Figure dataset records
══════════════════════════════

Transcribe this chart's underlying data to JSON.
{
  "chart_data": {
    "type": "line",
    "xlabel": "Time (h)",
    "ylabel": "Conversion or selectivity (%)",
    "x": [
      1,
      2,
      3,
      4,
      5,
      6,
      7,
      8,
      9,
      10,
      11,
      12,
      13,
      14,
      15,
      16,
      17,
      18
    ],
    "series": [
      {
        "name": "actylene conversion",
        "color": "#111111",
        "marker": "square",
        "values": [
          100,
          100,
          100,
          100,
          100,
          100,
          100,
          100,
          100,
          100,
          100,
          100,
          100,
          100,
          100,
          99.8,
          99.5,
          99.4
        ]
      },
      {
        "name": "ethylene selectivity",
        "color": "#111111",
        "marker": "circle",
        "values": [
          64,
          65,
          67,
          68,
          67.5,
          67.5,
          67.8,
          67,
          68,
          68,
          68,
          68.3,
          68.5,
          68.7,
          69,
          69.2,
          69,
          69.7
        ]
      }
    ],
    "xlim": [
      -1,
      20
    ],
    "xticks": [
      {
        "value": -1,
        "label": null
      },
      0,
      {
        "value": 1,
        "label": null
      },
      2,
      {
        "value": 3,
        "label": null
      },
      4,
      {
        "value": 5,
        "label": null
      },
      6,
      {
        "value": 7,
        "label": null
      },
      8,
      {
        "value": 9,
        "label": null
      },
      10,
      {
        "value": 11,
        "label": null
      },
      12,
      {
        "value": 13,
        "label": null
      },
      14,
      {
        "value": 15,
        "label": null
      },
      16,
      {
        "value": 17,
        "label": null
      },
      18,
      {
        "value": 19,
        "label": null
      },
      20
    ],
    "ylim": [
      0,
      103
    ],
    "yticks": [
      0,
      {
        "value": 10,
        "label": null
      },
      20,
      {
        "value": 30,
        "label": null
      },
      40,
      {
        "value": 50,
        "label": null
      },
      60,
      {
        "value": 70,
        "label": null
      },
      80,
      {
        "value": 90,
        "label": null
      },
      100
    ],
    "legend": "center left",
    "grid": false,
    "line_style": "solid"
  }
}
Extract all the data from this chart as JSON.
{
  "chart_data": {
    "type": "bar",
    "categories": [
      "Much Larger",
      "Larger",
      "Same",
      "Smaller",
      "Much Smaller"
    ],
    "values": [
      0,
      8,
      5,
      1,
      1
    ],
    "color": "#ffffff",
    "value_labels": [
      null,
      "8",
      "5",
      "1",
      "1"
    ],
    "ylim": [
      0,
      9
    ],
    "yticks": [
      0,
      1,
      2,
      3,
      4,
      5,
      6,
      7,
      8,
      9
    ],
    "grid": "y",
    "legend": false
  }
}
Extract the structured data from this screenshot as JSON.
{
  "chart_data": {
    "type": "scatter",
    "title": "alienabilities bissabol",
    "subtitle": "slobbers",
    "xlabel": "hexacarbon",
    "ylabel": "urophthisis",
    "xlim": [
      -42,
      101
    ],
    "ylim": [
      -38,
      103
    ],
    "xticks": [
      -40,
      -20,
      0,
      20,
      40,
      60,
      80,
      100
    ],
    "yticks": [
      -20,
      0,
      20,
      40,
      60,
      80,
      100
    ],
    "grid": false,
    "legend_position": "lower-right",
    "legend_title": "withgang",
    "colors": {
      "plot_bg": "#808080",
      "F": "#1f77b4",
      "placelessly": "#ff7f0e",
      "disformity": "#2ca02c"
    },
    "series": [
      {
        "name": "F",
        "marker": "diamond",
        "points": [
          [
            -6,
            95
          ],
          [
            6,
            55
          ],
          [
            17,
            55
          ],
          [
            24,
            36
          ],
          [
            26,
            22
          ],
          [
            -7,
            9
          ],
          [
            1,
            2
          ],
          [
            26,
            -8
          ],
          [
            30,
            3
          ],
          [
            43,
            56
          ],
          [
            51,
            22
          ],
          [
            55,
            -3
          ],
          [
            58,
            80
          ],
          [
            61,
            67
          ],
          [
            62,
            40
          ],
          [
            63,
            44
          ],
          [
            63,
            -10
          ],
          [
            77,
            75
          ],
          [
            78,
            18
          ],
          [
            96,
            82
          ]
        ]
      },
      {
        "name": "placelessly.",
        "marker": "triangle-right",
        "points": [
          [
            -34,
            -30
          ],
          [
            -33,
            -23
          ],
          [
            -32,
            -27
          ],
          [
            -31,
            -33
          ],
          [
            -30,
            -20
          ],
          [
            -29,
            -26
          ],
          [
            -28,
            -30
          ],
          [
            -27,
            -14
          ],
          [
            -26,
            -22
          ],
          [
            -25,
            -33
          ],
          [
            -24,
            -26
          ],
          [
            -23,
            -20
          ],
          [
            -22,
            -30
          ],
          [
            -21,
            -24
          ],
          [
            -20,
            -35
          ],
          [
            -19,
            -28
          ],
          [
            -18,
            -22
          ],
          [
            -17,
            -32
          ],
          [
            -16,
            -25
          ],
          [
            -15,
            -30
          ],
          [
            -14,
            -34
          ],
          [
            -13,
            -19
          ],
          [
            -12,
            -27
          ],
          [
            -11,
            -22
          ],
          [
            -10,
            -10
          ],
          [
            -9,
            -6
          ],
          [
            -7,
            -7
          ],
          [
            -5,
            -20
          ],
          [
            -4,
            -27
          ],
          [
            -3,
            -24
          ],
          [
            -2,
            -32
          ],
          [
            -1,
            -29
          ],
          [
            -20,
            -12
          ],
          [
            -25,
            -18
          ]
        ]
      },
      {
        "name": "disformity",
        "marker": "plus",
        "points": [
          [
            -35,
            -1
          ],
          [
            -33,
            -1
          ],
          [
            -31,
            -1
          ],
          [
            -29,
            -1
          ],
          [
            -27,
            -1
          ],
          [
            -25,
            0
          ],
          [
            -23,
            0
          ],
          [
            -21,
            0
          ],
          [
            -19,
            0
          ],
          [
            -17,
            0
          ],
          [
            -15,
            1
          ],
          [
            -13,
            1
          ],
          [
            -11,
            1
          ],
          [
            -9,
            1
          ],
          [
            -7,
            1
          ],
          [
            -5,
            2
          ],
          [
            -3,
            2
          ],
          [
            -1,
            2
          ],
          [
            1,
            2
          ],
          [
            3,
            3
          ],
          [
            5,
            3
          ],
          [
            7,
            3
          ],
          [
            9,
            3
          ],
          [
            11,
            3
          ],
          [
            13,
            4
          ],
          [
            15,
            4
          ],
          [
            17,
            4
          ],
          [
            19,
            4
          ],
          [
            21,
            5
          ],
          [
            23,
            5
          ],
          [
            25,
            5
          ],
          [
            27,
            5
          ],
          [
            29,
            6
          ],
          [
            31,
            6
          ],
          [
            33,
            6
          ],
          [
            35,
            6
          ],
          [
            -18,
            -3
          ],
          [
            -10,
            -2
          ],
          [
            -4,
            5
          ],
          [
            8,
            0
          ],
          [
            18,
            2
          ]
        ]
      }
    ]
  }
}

══════════════════════════════

PROBLEM REQUIREMENTS: Gather all lines where the word "selectivity" appears.

OUTPUT OF THE EXERCISE:
    "ylabel": "Conversion or selectivity (%)",
        "name": "ethylene selectivity",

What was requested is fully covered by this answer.